(Directive) The records below hold pictures; please leave those out and retype the rest exactly.

(Data entries)
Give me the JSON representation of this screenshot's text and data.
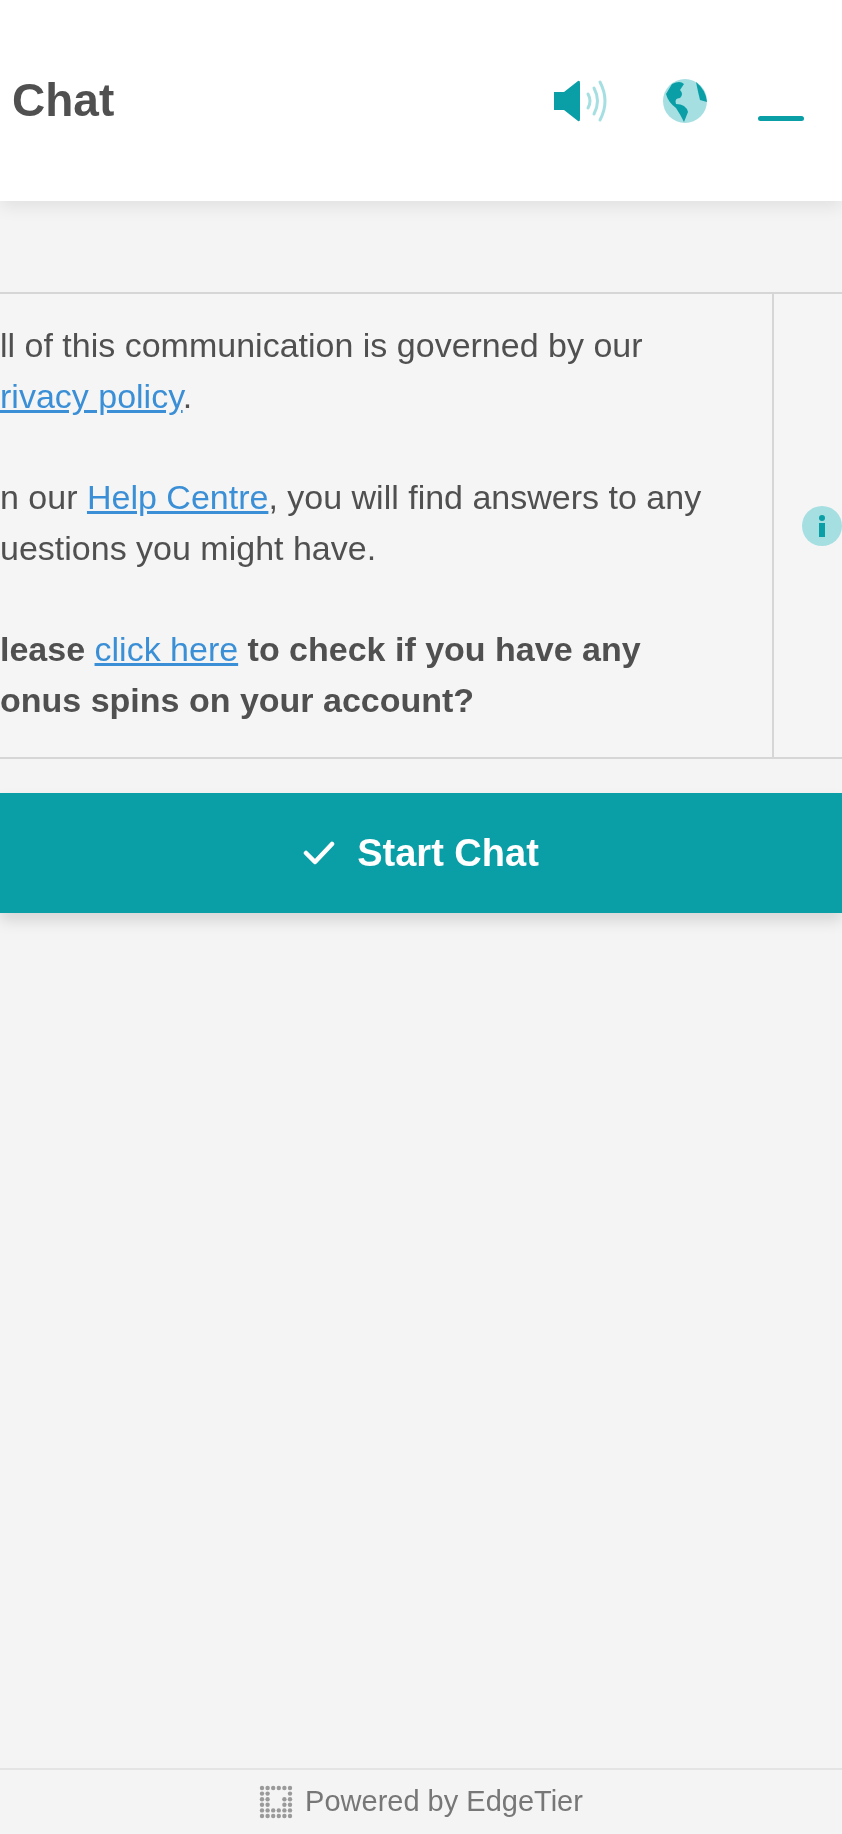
{
  "header": {
    "title": "Chat"
  },
  "notice": {
    "paragraphs": [
      {
        "bold": false,
        "segments": [
          {
            "kind": "text",
            "text": "ll of this communication is governed by our "
          },
          {
            "kind": "link",
            "text": "rivacy policy"
          },
          {
            "kind": "text",
            "text": "."
          }
        ]
      },
      {
        "bold": false,
        "segments": [
          {
            "kind": "text",
            "text": "n our "
          },
          {
            "kind": "link",
            "text": "Help Centre"
          },
          {
            "kind": "text",
            "text": ", you will find answers to any uestions you might have."
          }
        ]
      },
      {
        "bold": true,
        "segments": [
          {
            "kind": "text",
            "text": "lease "
          },
          {
            "kind": "link",
            "text": "click here"
          },
          {
            "kind": "text",
            "text": " to check if you have any onus spins on your account?"
          }
        ]
      }
    ]
  },
  "start_button": {
    "label": "Start Chat"
  },
  "footer": {
    "text": "Powered by EdgeTier"
  }
}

(Complete answer)
Give me the JSON representation of this screenshot's text and data.
{
  "header": {
    "title": "Chat"
  },
  "notice": {
    "paragraphs": [
      {
        "bold": false,
        "segments": [
          {
            "kind": "text",
            "text": "ll of this communication is governed by our "
          },
          {
            "kind": "link",
            "text": "rivacy policy"
          },
          {
            "kind": "text",
            "text": "."
          }
        ]
      },
      {
        "bold": false,
        "segments": [
          {
            "kind": "text",
            "text": "n our "
          },
          {
            "kind": "link",
            "text": "Help Centre"
          },
          {
            "kind": "text",
            "text": ", you will find answers to any uestions you might have."
          }
        ]
      },
      {
        "bold": true,
        "segments": [
          {
            "kind": "text",
            "text": "lease "
          },
          {
            "kind": "link",
            "text": "click here"
          },
          {
            "kind": "text",
            "text": " to check if you have any onus spins on your account?"
          }
        ]
      }
    ]
  },
  "start_button": {
    "label": "Start Chat"
  },
  "footer": {
    "text": "Powered by EdgeTier"
  }
}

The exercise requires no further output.